• 提示文:
========

ヤマハの研究開発統括部新規事業開発部の部長、剣持秀紀氏は「ヤマハだからこそできる形で、音楽の授業に貢献できるソリューションを発表できることを幸せに思います」と発表会で話していた。ご存知の方が多いと思うが、剣持氏はボーカロイドの生みの親。今回の「ボーカロイド教育版」の開発には直接関与しているわけではない、とのことだったが、やはり自分の生み出したボーカロイドが教育現場に入っていくことに対しては、嬉しそうではあった。
話を聞いて、「文部科学省の教育課程にボーカロイドが採用されたの? 」と思ったら、さすがにそういうわけではなかった。学校の音楽授業では「歌唱・器楽」、「鑑賞」、「創作」という大きく3つのテーマがあるが、このうちの「創作」については学校側の裁量に委ねられている面が大きいという。ただ、音楽における創作を先生が指導していくというのはなかなか難しい。音楽専門の先生でない場合はなおさらだろう。そうした中、ボーカロイドを用いた教育ソフトウェアを、創作に役立てるツールとして提供しようというのだ。といっても、いわゆる「ボカロ曲」を子ども達に作らせようという意図のものではなく、思い浮かんだ歌詞やメロディーをどんどん入力して、試行錯誤を重ねながら直感的な操作で曲を作っていくことを可能とした教材になっている。
主にWindowsのタブレットPCでの利用を想定しているとのことだったが、起動すると、従来からあるVOCALOID4 Editorなどとはだいぶ異なるが、わかりやすそうな画面が出てくる。見てのとおりピアノロールとなっているため、鉛筆カーソルを用いて音符を入力していけば、メロディーを入力することができ、上の部分をクリックして、歌詞を入力すると、その歌詞で歌ってくれる。
この歌声はデフォルトではヤマハのVY1となっており、女性の歌声。VY1と書かれているところをクリックすると、歌声を変更することが可能で、ヤマハの男性ボーカル・ライブラリ、VY2に変更することも可能。さらにこの画面を見てもわかるとおり、ピアノ、箏、リコーダー、ギターと4つの楽器音色も選ぶことができ、これらを選ぶと当然、歌詞は反映されないものの、楽器を鳴らすこともできるのだ。
さらに、この画面には1~4の4つのトラックが用意されており、別トラックを選択することで、ここに重ねる音を入力していくこともできる。各トラックともに単音ではあるが、小学生の創作の授業という意味では、十分すぎる教材といえるのではないだろうか? なお、VOCALOID4 Editorと同様、伴奏用にオーディオデータをインポートして鳴らすバックトラックも用意されている。
もっともこのボーカロイド教育版、機能としてはいたってシンプルで、基本的には音符と歌詞が入力でき、それを再生できるだけ。音量とPANの調整ができたり、トラックのミュートができるが、いわゆる“調教”的なこと(細かなパラメータ調整などで自然な歌い方にすること)は一切できない。画面に鍵盤を表示させて、ここを弾くことで楽器として多少演奏ができるのがせいぜいだ。もしかして、VOCALOID4 Editorなどと互換性があって、ライブラリの共有ができたりしないのかな……と思ったが、これはライブラリまで組み込んだ専用のシステムとなっているため、そこには対応はしていない。つまり他のVOCALOID歌声ライブラリが入っている状態で、ボーカロイド教育版をインストールしても、ボーカロイド教育版ではVY1とVY2しか見えないし、反対にVOCALOID4 EditorやVOCALOID4 Editor for Cubaseが入っているところにボーカロイド教育版をインストールしても、VY1やVY2が増えたりはしない。

========

• 課題内容:
ボーカロイド教育版の記事について、次の1.～3.が内容と合っているかを「はい」か「いいえ」で答え、決め手となる記事の語句をそのまま引用すること。
1. 剣持氏はボーカロイド教育版の開発に直接関与した。
2. 歌声はVY1からVY2に変更できる。
3. ボーカロイド教育版はVOCALOID4 Editorとライブラリを共有できる。

• データ部分:

========

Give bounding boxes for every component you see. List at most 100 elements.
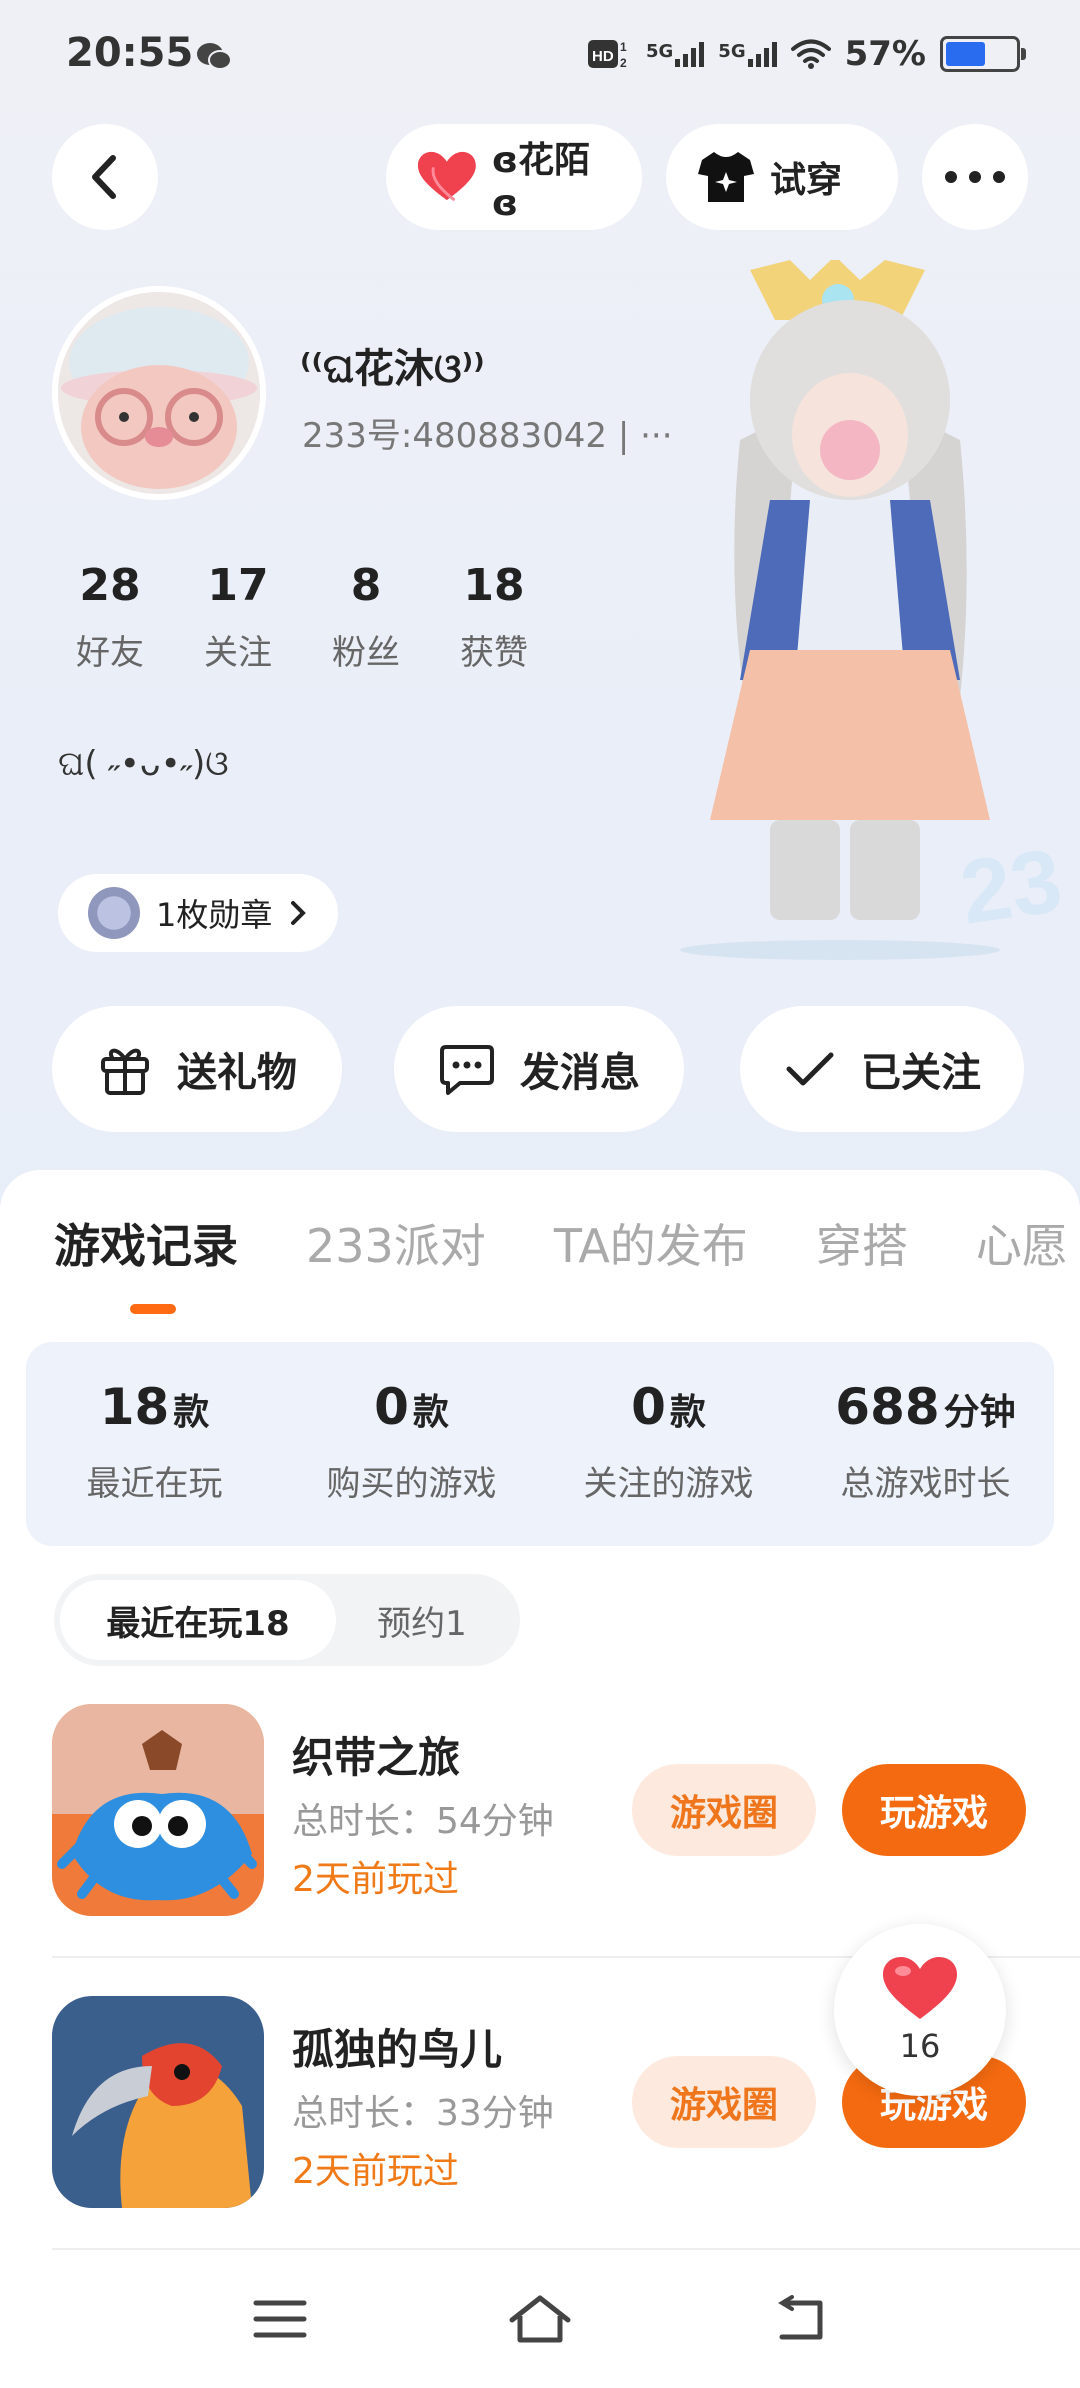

========

• 解答:
1. いいえ。「今回の「ボーカロイド教育版」の開発には直接関与しているわけではない」
2. はい。「ヤマハの男性ボーカル・ライブラリ、VY2に変更することも可能」
3. いいえ。「ライブラリまで組み込んだ専用のシステムとなっているため、そこには対応はしていない」